» **Your goal**: Work through the data line by line, gathering every line that has the word "name".

Chart and figure data
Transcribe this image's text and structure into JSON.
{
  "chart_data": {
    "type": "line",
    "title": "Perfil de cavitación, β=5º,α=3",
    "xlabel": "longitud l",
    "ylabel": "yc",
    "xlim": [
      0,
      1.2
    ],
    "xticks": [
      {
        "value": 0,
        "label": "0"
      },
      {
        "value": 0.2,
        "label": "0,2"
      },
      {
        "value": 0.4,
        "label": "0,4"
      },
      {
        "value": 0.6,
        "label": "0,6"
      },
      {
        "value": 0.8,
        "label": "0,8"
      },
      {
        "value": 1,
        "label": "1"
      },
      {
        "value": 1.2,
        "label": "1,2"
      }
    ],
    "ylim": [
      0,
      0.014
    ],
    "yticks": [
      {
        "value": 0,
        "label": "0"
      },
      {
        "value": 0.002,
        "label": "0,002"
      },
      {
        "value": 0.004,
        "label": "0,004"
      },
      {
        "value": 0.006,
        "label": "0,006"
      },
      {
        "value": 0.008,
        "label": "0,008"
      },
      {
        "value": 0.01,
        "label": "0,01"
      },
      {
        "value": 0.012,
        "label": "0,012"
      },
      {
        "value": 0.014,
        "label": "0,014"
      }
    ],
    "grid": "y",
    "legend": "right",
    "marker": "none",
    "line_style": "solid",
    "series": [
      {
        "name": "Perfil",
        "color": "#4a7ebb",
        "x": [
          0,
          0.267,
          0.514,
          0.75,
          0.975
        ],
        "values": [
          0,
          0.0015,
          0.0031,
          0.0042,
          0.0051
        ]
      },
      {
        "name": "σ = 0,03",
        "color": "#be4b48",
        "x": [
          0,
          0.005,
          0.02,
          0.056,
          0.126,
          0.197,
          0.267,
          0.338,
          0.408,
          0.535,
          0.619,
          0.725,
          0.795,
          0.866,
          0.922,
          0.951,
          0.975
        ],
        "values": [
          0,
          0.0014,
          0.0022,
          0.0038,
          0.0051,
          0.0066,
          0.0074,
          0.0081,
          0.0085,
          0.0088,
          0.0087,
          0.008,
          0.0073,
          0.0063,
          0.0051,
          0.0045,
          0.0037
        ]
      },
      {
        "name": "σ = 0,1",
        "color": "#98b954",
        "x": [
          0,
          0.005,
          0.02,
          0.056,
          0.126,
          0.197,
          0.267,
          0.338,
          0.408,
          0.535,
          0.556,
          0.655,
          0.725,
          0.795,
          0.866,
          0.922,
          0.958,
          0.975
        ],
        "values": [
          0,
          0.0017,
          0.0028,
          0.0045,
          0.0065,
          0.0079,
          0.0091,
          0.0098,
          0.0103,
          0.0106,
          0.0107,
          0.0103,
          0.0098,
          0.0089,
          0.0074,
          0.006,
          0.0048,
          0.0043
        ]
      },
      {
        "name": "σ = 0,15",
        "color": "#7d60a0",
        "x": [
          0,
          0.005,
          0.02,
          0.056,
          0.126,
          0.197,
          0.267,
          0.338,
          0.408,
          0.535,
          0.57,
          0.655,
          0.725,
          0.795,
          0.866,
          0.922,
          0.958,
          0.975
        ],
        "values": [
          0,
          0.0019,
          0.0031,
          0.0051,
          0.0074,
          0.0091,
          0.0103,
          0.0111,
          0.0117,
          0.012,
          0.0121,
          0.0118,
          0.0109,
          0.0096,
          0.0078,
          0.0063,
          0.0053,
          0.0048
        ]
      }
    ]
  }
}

» **Answer to this exercise**:
        "name": "Perfil",
        "name": "σ = 0,03",
        "name": "σ = 0,1",
        "name": "σ = 0,15",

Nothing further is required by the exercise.